▶ _WHAT YOU ARE ASKED TO DO_
Output the data that follows exactly, line for line.
▼
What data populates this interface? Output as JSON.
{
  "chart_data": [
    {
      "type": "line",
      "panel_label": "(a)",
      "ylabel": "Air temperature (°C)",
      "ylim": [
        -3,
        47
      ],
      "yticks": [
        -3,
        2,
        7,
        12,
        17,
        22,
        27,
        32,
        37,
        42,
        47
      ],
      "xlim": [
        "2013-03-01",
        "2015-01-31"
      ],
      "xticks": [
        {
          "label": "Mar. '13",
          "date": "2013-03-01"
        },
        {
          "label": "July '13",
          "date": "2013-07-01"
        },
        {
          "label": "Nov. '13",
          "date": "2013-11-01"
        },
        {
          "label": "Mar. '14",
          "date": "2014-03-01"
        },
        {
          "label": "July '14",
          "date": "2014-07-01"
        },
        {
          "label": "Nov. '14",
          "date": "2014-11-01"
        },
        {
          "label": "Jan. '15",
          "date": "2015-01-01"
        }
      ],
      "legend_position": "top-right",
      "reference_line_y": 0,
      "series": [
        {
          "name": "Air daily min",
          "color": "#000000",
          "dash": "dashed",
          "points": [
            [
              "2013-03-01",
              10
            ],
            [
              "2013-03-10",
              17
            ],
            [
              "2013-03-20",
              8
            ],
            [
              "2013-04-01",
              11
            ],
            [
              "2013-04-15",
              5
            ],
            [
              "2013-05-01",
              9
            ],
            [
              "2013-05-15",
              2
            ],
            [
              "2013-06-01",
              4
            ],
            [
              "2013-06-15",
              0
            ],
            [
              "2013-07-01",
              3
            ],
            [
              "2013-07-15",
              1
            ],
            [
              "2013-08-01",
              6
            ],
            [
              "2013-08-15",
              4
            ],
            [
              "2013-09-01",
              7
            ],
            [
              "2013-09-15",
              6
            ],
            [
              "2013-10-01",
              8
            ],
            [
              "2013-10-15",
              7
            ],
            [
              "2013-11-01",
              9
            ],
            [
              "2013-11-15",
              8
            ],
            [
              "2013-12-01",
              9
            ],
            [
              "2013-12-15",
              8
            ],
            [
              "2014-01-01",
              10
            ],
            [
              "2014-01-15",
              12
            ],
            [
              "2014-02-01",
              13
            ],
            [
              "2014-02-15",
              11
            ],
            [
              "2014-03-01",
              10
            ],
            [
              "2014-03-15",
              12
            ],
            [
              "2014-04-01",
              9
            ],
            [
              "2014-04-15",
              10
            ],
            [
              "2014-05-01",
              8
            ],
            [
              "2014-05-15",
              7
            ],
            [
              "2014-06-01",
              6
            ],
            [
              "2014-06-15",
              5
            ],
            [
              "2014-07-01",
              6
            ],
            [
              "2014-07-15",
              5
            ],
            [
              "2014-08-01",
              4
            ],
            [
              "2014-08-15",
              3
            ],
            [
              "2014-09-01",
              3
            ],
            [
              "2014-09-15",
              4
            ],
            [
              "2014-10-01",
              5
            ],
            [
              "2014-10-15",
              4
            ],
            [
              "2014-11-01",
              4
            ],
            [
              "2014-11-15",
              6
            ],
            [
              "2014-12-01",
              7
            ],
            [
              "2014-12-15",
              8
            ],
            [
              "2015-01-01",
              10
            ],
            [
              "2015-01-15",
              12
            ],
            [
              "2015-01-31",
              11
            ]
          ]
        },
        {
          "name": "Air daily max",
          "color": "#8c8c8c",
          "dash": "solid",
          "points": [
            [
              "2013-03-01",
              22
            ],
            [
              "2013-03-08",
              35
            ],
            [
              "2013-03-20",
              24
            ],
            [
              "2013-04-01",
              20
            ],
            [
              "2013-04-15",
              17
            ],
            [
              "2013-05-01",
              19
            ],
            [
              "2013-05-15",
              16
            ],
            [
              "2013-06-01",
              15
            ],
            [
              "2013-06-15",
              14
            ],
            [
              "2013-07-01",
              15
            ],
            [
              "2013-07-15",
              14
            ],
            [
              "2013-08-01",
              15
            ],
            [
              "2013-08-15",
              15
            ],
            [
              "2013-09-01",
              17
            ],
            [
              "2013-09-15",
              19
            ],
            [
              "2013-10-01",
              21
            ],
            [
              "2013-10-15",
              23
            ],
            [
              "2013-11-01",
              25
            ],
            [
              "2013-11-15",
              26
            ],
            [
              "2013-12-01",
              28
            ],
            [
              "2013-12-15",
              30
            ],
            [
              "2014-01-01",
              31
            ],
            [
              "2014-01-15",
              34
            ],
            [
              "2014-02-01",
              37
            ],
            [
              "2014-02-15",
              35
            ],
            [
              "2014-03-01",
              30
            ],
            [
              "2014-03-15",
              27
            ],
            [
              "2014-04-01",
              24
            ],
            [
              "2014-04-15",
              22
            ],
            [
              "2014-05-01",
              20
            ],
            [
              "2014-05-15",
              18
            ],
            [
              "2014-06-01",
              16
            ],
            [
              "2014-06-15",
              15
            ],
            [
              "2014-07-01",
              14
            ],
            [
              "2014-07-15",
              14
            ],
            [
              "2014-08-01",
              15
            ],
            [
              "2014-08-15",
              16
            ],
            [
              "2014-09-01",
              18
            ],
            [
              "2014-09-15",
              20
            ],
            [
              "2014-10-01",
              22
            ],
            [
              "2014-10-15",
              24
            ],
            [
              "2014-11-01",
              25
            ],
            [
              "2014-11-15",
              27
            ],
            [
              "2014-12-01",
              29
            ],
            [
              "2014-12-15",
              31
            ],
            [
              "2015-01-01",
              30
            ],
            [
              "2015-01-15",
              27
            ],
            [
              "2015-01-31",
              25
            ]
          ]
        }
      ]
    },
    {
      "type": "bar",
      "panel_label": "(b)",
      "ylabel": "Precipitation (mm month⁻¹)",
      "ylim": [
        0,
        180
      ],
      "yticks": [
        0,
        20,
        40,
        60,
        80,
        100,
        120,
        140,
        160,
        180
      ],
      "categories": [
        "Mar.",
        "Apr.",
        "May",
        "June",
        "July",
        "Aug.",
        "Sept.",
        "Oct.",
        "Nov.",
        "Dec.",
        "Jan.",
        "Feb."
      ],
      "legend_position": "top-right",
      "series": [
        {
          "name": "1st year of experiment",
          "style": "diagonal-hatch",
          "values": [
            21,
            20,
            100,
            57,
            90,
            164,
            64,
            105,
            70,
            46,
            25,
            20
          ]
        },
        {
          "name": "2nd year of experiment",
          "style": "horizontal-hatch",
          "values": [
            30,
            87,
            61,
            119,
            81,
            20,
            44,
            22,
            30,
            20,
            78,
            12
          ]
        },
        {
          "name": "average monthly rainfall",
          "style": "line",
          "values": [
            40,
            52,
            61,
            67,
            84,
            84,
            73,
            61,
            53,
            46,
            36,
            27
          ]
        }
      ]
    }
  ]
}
▲
▶ _ANSWER TO THIS TASK_
What data populates this interface? Output as JSON.
{
  "chart_data": [
    {
      "type": "line",
      "panel_label": "(a)",
      "ylabel": "Air temperature (°C)",
      "ylim": [
        -3,
        47
      ],
      "yticks": [
        -3,
        2,
        7,
        12,
        17,
        22,
        27,
        32,
        37,
        42,
        47
      ],
      "xlim": [
        "2013-03-01",
        "2015-01-31"
      ],
      "xticks": [
        {
          "label": "Mar. '13",
          "date": "2013-03-01"
        },
        {
          "label": "July '13",
          "date": "2013-07-01"
        },
        {
          "label": "Nov. '13",
          "date": "2013-11-01"
        },
        {
          "label": "Mar. '14",
          "date": "2014-03-01"
        },
        {
          "label": "July '14",
          "date": "2014-07-01"
        },
        {
          "label": "Nov. '14",
          "date": "2014-11-01"
        },
        {
          "label": "Jan. '15",
          "date": "2015-01-01"
        }
      ],
      "legend_position": "top-right",
      "reference_line_y": 0,
      "series": [
        {
          "name": "Air daily min",
          "color": "#000000",
          "dash": "dashed",
          "points": [
            [
              "2013-03-01",
              10
            ],
            [
              "2013-03-10",
              17
            ],
            [
              "2013-03-20",
              8
            ],
            [
              "2013-04-01",
              11
            ],
            [
              "2013-04-15",
              5
            ],
            [
              "2013-05-01",
              9
            ],
            [
              "2013-05-15",
              2
            ],
            [
              "2013-06-01",
              4
            ],
            [
              "2013-06-15",
              0
            ],
            [
              "2013-07-01",
              3
            ],
            [
              "2013-07-15",
              1
            ],
            [
              "2013-08-01",
              6
            ],
            [
              "2013-08-15",
              4
            ],
            [
              "2013-09-01",
              7
            ],
            [
              "2013-09-15",
              6
            ],
            [
              "2013-10-01",
              8
            ],
            [
              "2013-10-15",
              7
            ],
            [
              "2013-11-01",
              9
            ],
            [
              "2013-11-15",
              8
            ],
            [
              "2013-12-01",
              9
            ],
            [
              "2013-12-15",
              8
            ],
            [
              "2014-01-01",
              10
            ],
            [
              "2014-01-15",
              12
            ],
            [
              "2014-02-01",
              13
            ],
            [
              "2014-02-15",
              11
            ],
            [
              "2014-03-01",
              10
            ],
            [
              "2014-03-15",
              12
            ],
            [
              "2014-04-01",
              9
            ],
            [
              "2014-04-15",
              10
            ],
            [
              "2014-05-01",
              8
            ],
            [
              "2014-05-15",
              7
            ],
            [
              "2014-06-01",
              6
            ],
            [
              "2014-06-15",
              5
            ],
            [
              "2014-07-01",
              6
            ],
            [
              "2014-07-15",
              5
            ],
            [
              "2014-08-01",
              4
            ],
            [
              "2014-08-15",
              3
            ],
            [
              "2014-09-01",
              3
            ],
            [
              "2014-09-15",
              4
            ],
            [
              "2014-10-01",
              5
            ],
            [
              "2014-10-15",
              4
            ],
            [
              "2014-11-01",
              4
            ],
            [
              "2014-11-15",
              6
            ],
            [
              "2014-12-01",
              7
            ],
            [
              "2014-12-15",
              8
            ],
            [
              "2015-01-01",
              10
            ],
            [
              "2015-01-15",
              12
            ],
            [
              "2015-01-31",
              11
            ]
          ]
        },
        {
          "name": "Air daily max",
          "color": "#8c8c8c",
          "dash": "solid",
          "points": [
            [
              "2013-03-01",
              22
            ],
            [
              "2013-03-08",
              35
            ],
            [
              "2013-03-20",
              24
            ],
            [
              "2013-04-01",
              20
            ],
            [
              "2013-04-15",
              17
            ],
            [
              "2013-05-01",
              19
            ],
            [
              "2013-05-15",
              16
            ],
            [
              "2013-06-01",
              15
            ],
            [
              "2013-06-15",
              14
            ],
            [
              "2013-07-01",
              15
            ],
            [
              "2013-07-15",
              14
            ],
            [
              "2013-08-01",
              15
            ],
            [
              "2013-08-15",
              15
            ],
            [
              "2013-09-01",
              17
            ],
            [
              "2013-09-15",
              19
            ],
            [
              "2013-10-01",
              21
            ],
            [
              "2013-10-15",
              23
            ],
            [
              "2013-11-01",
              25
            ],
            [
              "2013-11-15",
              26
            ],
            [
              "2013-12-01",
              28
            ],
            [
              "2013-12-15",
              30
            ],
            [
              "2014-01-01",
              31
            ],
            [
              "2014-01-15",
              34
            ],
            [
              "2014-02-01",
              37
            ],
            [
              "2014-02-15",
              35
            ],
            [
              "2014-03-01",
              30
            ],
            [
              "2014-03-15",
              27
            ],
            [
              "2014-04-01",
              24
            ],
            [
              "2014-04-15",
              22
            ],
            [
              "2014-05-01",
              20
            ],
            [
              "2014-05-15",
              18
            ],
            [
              "2014-06-01",
              16
            ],
            [
              "2014-06-15",
              15
            ],
            [
              "2014-07-01",
              14
            ],
            [
              "2014-07-15",
              14
            ],
            [
              "2014-08-01",
              15
            ],
            [
              "2014-08-15",
              16
            ],
            [
              "2014-09-01",
              18
            ],
            [
              "2014-09-15",
              20
            ],
            [
              "2014-10-01",
              22
            ],
            [
              "2014-10-15",
              24
            ],
            [
              "2014-11-01",
              25
            ],
            [
              "2014-11-15",
              27
            ],
            [
              "2014-12-01",
              29
            ],
            [
              "2014-12-15",
              31
            ],
            [
              "2015-01-01",
              30
            ],
            [
              "2015-01-15",
              27
            ],
            [
              "2015-01-31",
              25
            ]
          ]
        }
      ]
    },
    {
      "type": "bar",
      "panel_label": "(b)",
      "ylabel": "Precipitation (mm month⁻¹)",
      "ylim": [
        0,
        180
      ],
      "yticks": [
        0,
        20,
        40,
        60,
        80,
        100,
        120,
        140,
        160,
        180
      ],
      "categories": [
        "Mar.",
        "Apr.",
        "May",
        "June",
        "July",
        "Aug.",
        "Sept.",
        "Oct.",
        "Nov.",
        "Dec.",
        "Jan.",
        "Feb."
      ],
      "legend_position": "top-right",
      "series": [
        {
          "name": "1st year of experiment",
          "style": "diagonal-hatch",
          "values": [
            21,
            20,
            100,
            57,
            90,
            164,
            64,
            105,
            70,
            46,
            25,
            20
          ]
        },
        {
          "name": "2nd year of experiment",
          "style": "horizontal-hatch",
          "values": [
            30,
            87,
            61,
            119,
            81,
            20,
            44,
            22,
            30,
            20,
            78,
            12
          ]
        },
        {
          "name": "average monthly rainfall",
          "style": "line",
          "values": [
            40,
            52,
            61,
            67,
            84,
            84,
            73,
            61,
            53,
            46,
            36,
            27
          ]
        }
      ]
    }
  ]
}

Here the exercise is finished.